## Begin Given data

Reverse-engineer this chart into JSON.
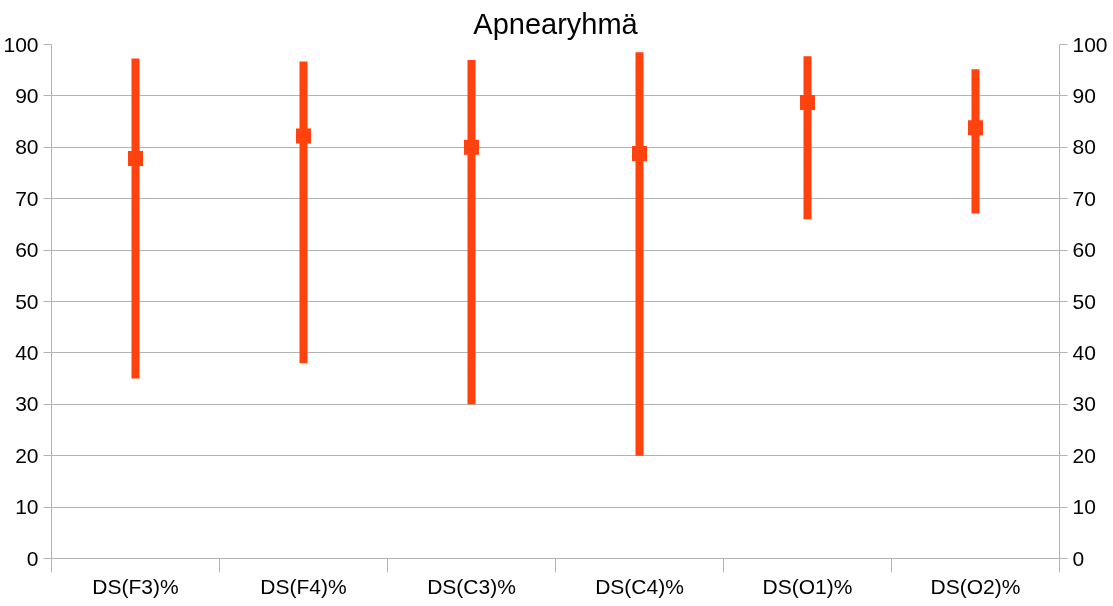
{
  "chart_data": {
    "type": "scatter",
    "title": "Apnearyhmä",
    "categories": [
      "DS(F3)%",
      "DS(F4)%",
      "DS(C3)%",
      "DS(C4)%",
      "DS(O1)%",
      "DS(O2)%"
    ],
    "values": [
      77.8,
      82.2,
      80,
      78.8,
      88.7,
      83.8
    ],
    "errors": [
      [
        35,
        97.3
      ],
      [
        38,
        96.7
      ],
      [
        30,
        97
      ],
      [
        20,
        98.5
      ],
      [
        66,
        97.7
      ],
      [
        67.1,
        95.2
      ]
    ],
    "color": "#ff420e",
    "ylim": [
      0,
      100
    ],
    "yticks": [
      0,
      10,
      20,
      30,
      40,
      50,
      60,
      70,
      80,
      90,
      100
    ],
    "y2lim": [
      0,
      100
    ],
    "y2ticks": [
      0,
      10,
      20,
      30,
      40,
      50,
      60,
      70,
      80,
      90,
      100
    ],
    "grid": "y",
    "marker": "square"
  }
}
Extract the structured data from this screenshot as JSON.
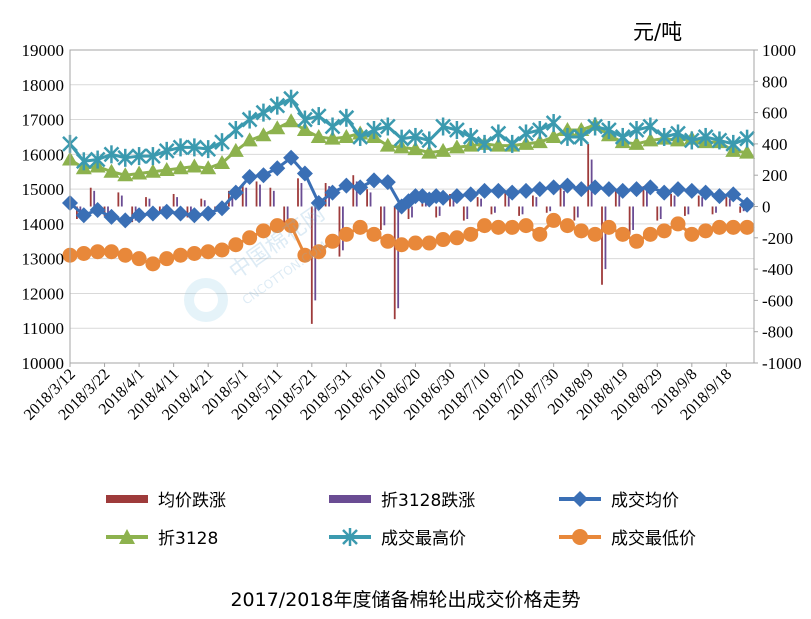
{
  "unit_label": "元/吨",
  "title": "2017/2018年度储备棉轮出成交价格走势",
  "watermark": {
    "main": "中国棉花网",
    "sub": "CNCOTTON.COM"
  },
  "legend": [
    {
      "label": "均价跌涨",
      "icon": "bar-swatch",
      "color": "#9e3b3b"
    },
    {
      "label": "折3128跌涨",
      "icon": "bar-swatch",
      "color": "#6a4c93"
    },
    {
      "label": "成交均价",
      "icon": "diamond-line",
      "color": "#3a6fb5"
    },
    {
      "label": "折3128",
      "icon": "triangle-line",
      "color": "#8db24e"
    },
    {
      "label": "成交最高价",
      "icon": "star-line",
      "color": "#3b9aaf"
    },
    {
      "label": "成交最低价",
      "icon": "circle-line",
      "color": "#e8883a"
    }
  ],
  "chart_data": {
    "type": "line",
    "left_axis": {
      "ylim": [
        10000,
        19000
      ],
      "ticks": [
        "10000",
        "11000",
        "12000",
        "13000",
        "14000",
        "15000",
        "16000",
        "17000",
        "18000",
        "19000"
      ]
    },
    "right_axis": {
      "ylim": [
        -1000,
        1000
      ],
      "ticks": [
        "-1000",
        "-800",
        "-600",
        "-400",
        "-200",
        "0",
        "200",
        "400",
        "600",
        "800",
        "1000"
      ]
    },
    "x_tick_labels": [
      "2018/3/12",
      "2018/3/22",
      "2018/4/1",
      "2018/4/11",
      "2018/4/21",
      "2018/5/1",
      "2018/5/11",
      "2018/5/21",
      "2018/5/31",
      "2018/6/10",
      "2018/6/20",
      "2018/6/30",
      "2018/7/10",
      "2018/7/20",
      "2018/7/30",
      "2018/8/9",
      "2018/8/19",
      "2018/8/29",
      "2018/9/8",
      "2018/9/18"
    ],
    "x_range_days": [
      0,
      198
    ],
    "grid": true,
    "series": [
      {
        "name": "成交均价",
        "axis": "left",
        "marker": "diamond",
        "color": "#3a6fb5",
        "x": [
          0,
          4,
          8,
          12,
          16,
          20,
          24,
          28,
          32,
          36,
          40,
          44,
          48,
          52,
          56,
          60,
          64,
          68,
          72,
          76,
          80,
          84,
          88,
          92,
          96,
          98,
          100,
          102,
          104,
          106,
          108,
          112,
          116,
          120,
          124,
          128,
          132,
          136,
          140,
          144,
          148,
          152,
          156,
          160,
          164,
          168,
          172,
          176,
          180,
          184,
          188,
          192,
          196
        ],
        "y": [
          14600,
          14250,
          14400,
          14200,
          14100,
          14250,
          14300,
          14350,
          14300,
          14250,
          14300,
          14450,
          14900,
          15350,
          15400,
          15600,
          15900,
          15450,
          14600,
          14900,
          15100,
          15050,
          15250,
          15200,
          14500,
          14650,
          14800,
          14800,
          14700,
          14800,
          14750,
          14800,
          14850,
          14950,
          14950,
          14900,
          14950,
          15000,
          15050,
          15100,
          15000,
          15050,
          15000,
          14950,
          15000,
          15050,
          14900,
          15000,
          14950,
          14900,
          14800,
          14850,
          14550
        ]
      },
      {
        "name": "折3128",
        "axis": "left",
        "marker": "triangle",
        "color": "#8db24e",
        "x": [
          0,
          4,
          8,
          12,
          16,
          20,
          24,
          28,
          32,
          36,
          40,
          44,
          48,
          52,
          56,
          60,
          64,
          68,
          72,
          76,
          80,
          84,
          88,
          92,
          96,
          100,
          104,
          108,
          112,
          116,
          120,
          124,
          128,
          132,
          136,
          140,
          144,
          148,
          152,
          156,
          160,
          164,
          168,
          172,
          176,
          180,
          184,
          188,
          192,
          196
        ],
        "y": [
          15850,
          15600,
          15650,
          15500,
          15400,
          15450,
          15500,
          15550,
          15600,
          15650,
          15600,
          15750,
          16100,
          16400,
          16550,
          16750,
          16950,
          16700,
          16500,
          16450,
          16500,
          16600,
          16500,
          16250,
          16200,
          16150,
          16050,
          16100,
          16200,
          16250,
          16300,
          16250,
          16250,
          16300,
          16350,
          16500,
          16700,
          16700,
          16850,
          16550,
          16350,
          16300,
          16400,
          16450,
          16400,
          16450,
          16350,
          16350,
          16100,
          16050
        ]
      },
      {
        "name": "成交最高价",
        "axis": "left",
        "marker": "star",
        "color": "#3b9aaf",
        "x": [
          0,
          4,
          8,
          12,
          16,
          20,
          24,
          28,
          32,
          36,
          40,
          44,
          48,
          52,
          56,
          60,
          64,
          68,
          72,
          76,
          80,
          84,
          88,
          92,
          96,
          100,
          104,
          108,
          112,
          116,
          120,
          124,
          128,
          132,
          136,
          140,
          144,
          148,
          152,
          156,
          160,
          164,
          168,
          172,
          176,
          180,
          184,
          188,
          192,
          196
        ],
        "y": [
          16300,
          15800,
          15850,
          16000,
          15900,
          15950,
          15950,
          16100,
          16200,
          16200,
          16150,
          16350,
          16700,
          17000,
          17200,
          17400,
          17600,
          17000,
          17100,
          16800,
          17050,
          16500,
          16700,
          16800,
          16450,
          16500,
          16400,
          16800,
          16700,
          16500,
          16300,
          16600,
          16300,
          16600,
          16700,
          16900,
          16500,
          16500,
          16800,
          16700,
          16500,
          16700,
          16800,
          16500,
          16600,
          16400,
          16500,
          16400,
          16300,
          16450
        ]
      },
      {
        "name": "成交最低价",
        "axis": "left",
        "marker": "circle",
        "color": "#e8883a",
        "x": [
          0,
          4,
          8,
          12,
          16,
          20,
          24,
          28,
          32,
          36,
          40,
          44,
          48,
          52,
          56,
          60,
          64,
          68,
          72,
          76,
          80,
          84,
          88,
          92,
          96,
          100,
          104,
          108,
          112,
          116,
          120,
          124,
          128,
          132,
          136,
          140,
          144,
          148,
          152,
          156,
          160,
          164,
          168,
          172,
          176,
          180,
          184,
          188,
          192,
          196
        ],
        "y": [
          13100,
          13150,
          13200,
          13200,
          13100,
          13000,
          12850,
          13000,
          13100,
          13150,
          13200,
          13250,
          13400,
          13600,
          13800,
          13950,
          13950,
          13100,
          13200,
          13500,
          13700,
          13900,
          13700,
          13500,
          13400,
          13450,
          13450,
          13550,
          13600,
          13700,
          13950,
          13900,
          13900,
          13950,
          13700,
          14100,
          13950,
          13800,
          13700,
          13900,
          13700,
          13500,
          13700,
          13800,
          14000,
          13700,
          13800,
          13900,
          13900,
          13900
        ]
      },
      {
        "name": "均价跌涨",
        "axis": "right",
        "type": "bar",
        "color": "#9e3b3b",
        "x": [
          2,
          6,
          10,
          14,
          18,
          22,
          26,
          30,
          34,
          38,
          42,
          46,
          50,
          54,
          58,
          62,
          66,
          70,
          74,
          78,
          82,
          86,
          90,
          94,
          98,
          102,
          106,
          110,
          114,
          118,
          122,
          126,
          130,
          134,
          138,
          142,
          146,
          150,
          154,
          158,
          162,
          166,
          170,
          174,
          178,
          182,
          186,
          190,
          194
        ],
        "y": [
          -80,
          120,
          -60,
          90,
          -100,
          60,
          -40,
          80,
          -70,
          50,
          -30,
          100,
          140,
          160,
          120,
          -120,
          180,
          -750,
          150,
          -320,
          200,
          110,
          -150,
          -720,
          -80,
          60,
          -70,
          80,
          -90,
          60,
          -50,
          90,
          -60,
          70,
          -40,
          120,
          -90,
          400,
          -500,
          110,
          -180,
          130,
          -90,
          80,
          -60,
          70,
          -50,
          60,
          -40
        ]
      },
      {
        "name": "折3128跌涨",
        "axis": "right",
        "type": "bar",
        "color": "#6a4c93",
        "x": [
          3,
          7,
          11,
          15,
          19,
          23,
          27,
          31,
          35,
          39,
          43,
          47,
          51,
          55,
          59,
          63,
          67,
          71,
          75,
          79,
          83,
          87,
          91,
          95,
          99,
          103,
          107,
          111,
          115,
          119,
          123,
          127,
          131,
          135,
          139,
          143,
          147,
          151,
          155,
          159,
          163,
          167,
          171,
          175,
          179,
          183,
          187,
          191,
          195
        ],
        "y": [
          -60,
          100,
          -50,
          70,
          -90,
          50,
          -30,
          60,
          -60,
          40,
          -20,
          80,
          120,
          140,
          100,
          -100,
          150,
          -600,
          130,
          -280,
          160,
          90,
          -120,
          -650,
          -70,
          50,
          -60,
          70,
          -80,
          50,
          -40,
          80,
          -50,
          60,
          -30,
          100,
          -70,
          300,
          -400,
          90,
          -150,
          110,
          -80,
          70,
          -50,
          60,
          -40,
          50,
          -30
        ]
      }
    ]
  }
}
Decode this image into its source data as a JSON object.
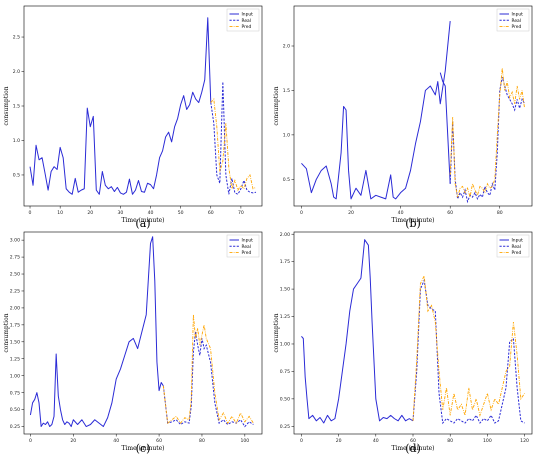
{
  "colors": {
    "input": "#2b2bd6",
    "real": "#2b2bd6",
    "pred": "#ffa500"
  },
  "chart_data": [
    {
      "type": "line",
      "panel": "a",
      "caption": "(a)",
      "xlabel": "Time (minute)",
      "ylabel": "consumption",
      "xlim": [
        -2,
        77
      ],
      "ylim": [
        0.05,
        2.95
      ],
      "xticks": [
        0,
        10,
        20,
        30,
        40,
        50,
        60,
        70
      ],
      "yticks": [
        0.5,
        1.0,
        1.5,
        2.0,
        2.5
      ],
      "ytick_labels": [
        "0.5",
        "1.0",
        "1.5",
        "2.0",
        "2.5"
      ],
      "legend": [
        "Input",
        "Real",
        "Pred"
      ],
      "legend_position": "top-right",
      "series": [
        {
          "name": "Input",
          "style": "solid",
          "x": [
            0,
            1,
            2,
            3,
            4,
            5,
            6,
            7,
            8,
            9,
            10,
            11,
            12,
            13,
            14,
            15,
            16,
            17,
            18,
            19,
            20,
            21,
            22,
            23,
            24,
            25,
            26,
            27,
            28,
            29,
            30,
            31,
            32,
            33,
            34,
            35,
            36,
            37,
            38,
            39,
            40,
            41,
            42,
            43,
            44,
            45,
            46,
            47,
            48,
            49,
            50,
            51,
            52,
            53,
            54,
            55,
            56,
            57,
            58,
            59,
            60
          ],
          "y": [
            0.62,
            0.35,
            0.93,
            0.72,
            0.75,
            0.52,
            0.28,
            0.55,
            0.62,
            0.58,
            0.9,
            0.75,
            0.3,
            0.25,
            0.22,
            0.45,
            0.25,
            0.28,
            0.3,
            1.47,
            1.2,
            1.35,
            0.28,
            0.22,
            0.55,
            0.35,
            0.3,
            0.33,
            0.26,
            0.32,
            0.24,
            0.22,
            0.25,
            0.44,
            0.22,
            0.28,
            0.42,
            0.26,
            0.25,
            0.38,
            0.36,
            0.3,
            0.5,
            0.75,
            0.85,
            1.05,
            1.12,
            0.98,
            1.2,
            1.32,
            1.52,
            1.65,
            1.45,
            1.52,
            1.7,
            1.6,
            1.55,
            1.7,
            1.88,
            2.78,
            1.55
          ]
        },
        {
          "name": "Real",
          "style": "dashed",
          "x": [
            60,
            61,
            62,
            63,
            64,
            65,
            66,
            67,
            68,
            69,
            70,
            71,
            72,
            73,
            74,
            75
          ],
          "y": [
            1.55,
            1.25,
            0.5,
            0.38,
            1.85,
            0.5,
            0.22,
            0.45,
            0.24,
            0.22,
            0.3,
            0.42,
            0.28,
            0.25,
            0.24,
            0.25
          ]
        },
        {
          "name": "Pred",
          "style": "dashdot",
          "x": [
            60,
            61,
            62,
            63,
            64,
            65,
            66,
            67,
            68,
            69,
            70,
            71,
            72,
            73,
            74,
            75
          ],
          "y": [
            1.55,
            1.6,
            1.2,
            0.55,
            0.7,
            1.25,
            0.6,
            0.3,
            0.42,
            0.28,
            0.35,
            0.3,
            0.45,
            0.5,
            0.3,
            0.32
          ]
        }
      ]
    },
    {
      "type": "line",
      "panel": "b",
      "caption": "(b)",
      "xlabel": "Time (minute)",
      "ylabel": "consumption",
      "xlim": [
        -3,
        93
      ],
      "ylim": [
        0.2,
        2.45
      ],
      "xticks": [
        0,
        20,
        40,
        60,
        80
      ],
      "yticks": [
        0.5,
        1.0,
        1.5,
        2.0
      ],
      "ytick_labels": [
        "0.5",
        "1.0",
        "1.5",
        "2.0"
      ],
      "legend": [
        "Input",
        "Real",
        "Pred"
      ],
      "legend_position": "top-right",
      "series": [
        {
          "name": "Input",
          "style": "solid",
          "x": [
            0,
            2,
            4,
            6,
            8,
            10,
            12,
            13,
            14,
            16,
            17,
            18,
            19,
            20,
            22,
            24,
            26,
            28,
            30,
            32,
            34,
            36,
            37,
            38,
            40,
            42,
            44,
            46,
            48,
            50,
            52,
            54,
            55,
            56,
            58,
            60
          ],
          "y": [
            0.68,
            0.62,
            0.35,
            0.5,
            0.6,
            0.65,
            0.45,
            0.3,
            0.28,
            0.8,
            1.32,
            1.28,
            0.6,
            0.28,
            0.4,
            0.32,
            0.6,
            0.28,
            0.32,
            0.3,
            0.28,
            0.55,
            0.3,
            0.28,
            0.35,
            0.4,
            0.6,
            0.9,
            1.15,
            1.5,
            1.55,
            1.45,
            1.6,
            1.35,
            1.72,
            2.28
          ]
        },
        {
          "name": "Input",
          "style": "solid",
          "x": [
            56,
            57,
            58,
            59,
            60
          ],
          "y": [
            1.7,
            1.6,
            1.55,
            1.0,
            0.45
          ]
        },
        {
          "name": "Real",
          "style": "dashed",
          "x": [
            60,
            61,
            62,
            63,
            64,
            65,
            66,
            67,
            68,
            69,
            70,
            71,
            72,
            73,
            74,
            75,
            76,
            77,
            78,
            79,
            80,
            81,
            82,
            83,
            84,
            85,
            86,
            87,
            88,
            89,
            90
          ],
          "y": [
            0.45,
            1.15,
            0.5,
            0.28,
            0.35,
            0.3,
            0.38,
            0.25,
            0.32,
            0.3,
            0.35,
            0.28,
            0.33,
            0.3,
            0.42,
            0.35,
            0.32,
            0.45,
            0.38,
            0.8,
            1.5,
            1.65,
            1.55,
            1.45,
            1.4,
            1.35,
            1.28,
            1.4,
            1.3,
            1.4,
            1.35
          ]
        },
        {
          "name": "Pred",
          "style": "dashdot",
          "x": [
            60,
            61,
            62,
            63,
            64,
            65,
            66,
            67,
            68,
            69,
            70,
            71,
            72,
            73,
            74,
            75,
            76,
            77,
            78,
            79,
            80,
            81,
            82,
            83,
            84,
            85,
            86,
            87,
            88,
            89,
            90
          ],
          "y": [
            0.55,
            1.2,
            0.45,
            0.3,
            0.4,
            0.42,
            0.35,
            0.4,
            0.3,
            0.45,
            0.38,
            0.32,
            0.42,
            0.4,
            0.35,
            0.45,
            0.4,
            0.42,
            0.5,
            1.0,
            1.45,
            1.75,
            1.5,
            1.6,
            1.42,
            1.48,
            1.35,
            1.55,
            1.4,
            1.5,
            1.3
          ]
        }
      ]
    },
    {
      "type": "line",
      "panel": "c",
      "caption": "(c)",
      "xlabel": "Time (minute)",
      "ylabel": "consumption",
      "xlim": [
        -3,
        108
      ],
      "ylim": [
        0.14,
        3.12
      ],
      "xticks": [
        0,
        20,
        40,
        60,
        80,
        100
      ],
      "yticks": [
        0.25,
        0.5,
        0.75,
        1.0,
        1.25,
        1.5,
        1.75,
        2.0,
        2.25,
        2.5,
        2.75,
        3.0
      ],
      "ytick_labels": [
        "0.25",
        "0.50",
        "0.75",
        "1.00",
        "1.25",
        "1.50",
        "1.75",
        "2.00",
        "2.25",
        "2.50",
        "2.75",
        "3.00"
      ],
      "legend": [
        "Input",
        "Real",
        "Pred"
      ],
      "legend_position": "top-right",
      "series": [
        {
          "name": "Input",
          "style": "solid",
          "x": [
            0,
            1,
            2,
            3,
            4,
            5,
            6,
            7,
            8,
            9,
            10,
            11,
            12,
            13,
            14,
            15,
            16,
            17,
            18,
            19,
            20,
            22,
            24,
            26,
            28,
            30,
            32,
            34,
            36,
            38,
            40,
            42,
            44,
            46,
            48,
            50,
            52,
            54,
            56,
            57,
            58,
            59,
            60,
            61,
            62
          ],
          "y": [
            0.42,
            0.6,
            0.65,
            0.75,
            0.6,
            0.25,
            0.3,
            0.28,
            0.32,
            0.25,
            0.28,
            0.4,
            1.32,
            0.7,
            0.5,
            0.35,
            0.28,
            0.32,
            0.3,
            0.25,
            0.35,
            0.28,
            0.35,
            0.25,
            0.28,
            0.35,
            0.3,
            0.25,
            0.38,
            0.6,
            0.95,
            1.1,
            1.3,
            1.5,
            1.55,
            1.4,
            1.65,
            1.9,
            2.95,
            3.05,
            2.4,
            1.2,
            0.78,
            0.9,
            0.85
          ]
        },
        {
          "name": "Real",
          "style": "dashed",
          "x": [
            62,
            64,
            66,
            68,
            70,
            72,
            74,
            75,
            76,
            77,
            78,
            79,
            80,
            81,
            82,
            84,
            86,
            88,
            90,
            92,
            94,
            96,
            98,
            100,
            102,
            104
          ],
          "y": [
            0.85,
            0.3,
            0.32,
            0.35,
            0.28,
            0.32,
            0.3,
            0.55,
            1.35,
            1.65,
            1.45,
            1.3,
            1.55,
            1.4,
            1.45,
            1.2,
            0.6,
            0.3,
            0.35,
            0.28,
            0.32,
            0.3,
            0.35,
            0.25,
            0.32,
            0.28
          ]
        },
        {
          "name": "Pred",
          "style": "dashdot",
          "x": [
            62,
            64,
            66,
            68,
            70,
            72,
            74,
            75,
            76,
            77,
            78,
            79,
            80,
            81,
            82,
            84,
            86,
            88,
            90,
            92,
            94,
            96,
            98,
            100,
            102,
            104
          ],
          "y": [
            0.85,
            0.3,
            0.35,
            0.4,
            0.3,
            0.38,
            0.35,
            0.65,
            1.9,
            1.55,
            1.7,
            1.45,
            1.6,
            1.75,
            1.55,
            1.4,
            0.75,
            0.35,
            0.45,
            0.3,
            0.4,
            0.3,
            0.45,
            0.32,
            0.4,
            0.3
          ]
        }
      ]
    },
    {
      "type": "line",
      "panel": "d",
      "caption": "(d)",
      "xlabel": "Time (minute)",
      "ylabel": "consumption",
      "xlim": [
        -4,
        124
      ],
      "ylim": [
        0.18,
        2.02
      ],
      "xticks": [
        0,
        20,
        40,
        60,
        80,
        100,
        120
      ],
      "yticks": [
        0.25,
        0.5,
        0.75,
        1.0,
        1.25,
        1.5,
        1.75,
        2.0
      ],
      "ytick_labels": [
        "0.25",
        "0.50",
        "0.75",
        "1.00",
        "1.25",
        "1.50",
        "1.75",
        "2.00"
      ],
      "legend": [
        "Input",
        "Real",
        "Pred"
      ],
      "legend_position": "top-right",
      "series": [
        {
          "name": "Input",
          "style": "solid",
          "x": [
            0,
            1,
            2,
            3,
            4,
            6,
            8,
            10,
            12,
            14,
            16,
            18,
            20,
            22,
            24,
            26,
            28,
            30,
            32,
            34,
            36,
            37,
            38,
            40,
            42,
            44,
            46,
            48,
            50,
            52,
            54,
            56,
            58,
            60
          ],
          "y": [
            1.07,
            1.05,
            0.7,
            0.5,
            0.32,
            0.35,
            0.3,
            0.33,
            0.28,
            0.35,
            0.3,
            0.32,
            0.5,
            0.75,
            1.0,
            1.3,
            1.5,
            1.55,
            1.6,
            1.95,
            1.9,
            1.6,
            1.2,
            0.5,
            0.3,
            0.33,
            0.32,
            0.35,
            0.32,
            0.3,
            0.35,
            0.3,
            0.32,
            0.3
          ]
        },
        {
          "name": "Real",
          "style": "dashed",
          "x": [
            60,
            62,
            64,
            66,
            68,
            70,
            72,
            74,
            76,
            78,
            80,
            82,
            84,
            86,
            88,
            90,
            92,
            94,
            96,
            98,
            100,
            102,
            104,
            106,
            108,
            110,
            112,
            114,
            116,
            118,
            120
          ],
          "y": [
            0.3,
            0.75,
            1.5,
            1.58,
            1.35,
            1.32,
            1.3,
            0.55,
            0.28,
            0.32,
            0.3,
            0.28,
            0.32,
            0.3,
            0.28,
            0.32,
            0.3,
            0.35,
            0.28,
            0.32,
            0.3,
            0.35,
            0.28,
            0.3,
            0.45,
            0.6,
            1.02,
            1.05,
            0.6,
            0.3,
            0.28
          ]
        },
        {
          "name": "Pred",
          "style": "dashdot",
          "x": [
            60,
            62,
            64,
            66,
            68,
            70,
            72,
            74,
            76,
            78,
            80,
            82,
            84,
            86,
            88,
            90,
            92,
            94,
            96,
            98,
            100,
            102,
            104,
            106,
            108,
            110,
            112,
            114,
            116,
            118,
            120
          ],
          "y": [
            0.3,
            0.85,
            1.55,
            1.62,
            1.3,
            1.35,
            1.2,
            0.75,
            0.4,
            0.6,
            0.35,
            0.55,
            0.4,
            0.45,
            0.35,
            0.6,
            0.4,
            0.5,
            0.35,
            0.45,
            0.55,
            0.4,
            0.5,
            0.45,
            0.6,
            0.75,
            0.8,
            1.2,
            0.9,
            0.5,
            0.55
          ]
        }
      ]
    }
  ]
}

## End Given data

*Short task:* Filter the records, keeping only lines that contain "into", and show those lines.

*Completed exercise:*
Reverse-engineer this chart into JSON.
Decode this image into its source data as a JSON object.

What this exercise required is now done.